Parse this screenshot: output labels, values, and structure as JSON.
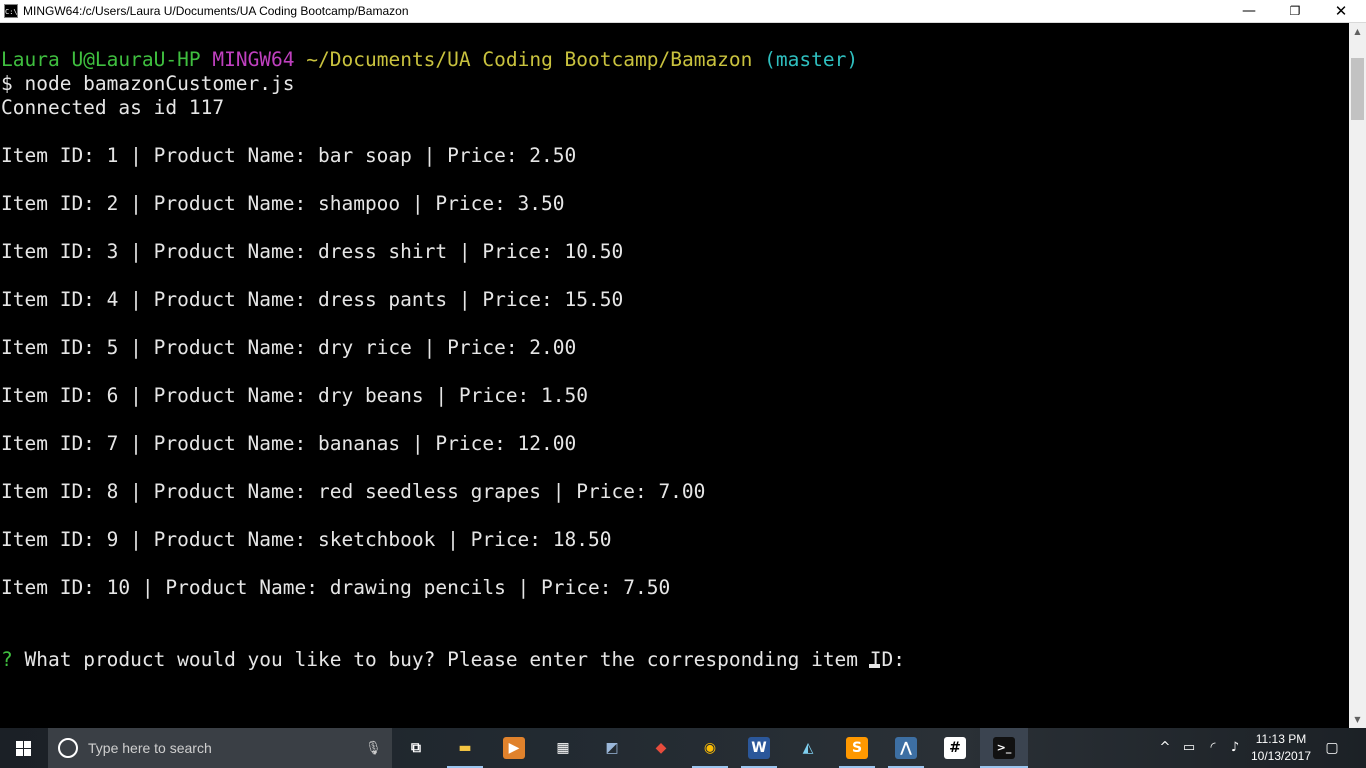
{
  "window": {
    "title": "MINGW64:/c/Users/Laura U/Documents/UA Coding Bootcamp/Bamazon",
    "icon_label": "C:\\",
    "minimize_glyph": "—",
    "maximize_glyph": "❐",
    "close_glyph": "✕"
  },
  "terminal": {
    "prompt": {
      "user_host": "Laura U@LauraU-HP",
      "shell": "MINGW64",
      "path": "~/Documents/UA Coding Bootcamp/Bamazon",
      "branch": "(master)"
    },
    "command_line": "$ node bamazonCustomer.js",
    "connected_line": "Connected as id 117",
    "items": [
      "Item ID: 1 | Product Name: bar soap | Price: 2.50",
      "Item ID: 2 | Product Name: shampoo | Price: 3.50",
      "Item ID: 3 | Product Name: dress shirt | Price: 10.50",
      "Item ID: 4 | Product Name: dress pants | Price: 15.50",
      "Item ID: 5 | Product Name: dry rice | Price: 2.00",
      "Item ID: 6 | Product Name: dry beans | Price: 1.50",
      "Item ID: 7 | Product Name: bananas | Price: 12.00",
      "Item ID: 8 | Product Name: red seedless grapes | Price: 7.00",
      "Item ID: 9 | Product Name: sketchbook | Price: 18.50",
      "Item ID: 10 | Product Name: drawing pencils | Price: 7.50"
    ],
    "question_mark": "?",
    "question": "What product would you like to buy? Please enter the corresponding item ID:",
    "input_value": ""
  },
  "scrollbar": {
    "up_glyph": "▲",
    "down_glyph": "▼"
  },
  "taskbar": {
    "search_placeholder": "Type here to search",
    "apps": [
      {
        "name": "task-view",
        "glyph": "⧉",
        "color": "#ffffff",
        "bg": "transparent"
      },
      {
        "name": "file-explorer",
        "glyph": "▬",
        "color": "#f4c542",
        "bg": "transparent"
      },
      {
        "name": "media-player",
        "glyph": "▶",
        "color": "#ffffff",
        "bg": "#e0822c"
      },
      {
        "name": "calculator",
        "glyph": "▦",
        "color": "#ffffff",
        "bg": "transparent"
      },
      {
        "name": "app-generic",
        "glyph": "◩",
        "color": "#9ab7d9",
        "bg": "transparent"
      },
      {
        "name": "git-gui",
        "glyph": "◆",
        "color": "#e74c3c",
        "bg": "transparent"
      },
      {
        "name": "chrome",
        "glyph": "◉",
        "color": "#fbbc05",
        "bg": "transparent"
      },
      {
        "name": "word",
        "glyph": "W",
        "color": "#ffffff",
        "bg": "#2b579a"
      },
      {
        "name": "app-blue",
        "glyph": "◭",
        "color": "#7fd0f0",
        "bg": "transparent"
      },
      {
        "name": "sublime-text",
        "glyph": "S",
        "color": "#ffffff",
        "bg": "#ff9800"
      },
      {
        "name": "mysql-workbench",
        "glyph": "⋀",
        "color": "#ffffff",
        "bg": "#3d6fa3"
      },
      {
        "name": "slack",
        "glyph": "#",
        "color": "#000000",
        "bg": "#ffffff"
      },
      {
        "name": "git-bash",
        "glyph": ">_",
        "color": "#ffffff",
        "bg": "#111111"
      }
    ],
    "tray": {
      "chevron": "^",
      "battery": "▭",
      "wifi": "◜",
      "volume": "♪"
    },
    "time": "11:13 PM",
    "date": "10/13/2017",
    "notification_glyph": "▢"
  },
  "colors": {
    "user_host": "#3fbf3f",
    "shell": "#bf40bf",
    "path": "#c9c23e",
    "branch": "#2fbfbf",
    "terminal_text": "#dcdcdc",
    "terminal_bg": "#000000"
  }
}
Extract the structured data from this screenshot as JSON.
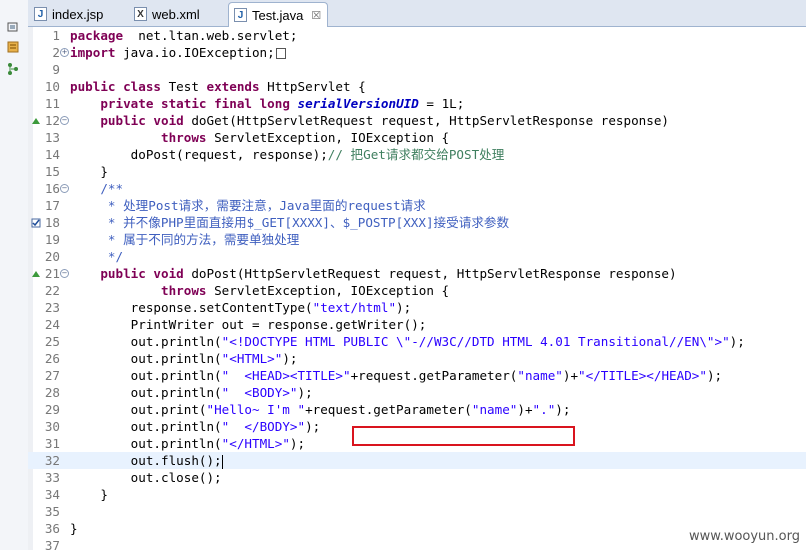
========================
INSTRUCTIONS FOR THE TASK
Print the whole listing above once more, word for word, without its pictures.

RESPONSE BELOW
Parse this screenshot: output labels, values, and structure as JSON.
{
  "window": {
    "title": "MINGW64:/c/Users/Laura U/Documents/UA Coding Bootcamp/Bamazon",
    "icon_label": "C:\\",
    "minimize_glyph": "—",
    "maximize_glyph": "❐",
    "close_glyph": "✕"
  },
  "terminal": {
    "prompt": {
      "user_host": "Laura U@LauraU-HP",
      "shell": "MINGW64",
      "path": "~/Documents/UA Coding Bootcamp/Bamazon",
      "branch": "(master)"
    },
    "command_line": "$ node bamazonCustomer.js",
    "connected_line": "Connected as id 117",
    "items": [
      "Item ID: 1 | Product Name: bar soap | Price: 2.50",
      "Item ID: 2 | Product Name: shampoo | Price: 3.50",
      "Item ID: 3 | Product Name: dress shirt | Price: 10.50",
      "Item ID: 4 | Product Name: dress pants | Price: 15.50",
      "Item ID: 5 | Product Name: dry rice | Price: 2.00",
      "Item ID: 6 | Product Name: dry beans | Price: 1.50",
      "Item ID: 7 | Product Name: bananas | Price: 12.00",
      "Item ID: 8 | Product Name: red seedless grapes | Price: 7.00",
      "Item ID: 9 | Product Name: sketchbook | Price: 18.50",
      "Item ID: 10 | Product Name: drawing pencils | Price: 7.50"
    ],
    "question_mark": "?",
    "question": "What product would you like to buy? Please enter the corresponding item ID:",
    "input_value": ""
  },
  "scrollbar": {
    "up_glyph": "▲",
    "down_glyph": "▼"
  },
  "taskbar": {
    "search_placeholder": "Type here to search",
    "apps": [
      {
        "name": "task-view",
        "glyph": "⧉",
        "color": "#ffffff",
        "bg": "transparent"
      },
      {
        "name": "file-explorer",
        "glyph": "▬",
        "color": "#f4c542",
        "bg": "transparent"
      },
      {
        "name": "media-player",
        "glyph": "▶",
        "color": "#ffffff",
        "bg": "#e0822c"
      },
      {
        "name": "calculator",
        "glyph": "▦",
        "color": "#ffffff",
        "bg": "transparent"
      },
      {
        "name": "app-generic",
        "glyph": "◩",
        "color": "#9ab7d9",
        "bg": "transparent"
      },
      {
        "name": "git-gui",
        "glyph": "◆",
        "color": "#e74c3c",
        "bg": "transparent"
      },
      {
        "name": "chrome",
        "glyph": "◉",
        "color": "#fbbc05",
        "bg": "transparent"
      },
      {
        "name": "word",
        "glyph": "W",
        "color": "#ffffff",
        "bg": "#2b579a"
      },
      {
        "name": "app-blue",
        "glyph": "◭",
        "color": "#7fd0f0",
        "bg": "transparent"
      },
      {
        "name": "sublime-text",
        "glyph": "S",
        "color": "#ffffff",
        "bg": "#ff9800"
      },
      {
        "name": "mysql-workbench",
        "glyph": "⋀",
        "color": "#ffffff",
        "bg": "#3d6fa3"
      },
      {
        "name": "slack",
        "glyph": "#",
        "color": "#000000",
        "bg": "#ffffff"
      },
      {
        "name": "git-bash",
        "glyph": ">_",
        "color": "#ffffff",
        "bg": "#111111"
      }
    ],
    "tray": {
      "chevron": "^",
      "battery": "▭",
      "wifi": "◜",
      "volume": "♪"
    },
    "time": "11:13 PM",
    "date": "10/13/2017",
    "notification_glyph": "▢"
  },
  "colors": {
    "user_host": "#3fbf3f",
    "shell": "#bf40bf",
    "path": "#c9c23e",
    "branch": "#2fbfbf",
    "terminal_text": "#dcdcdc",
    "terminal_bg": "#000000"
  }
}
Extract the structured data from this screenshot as JSON.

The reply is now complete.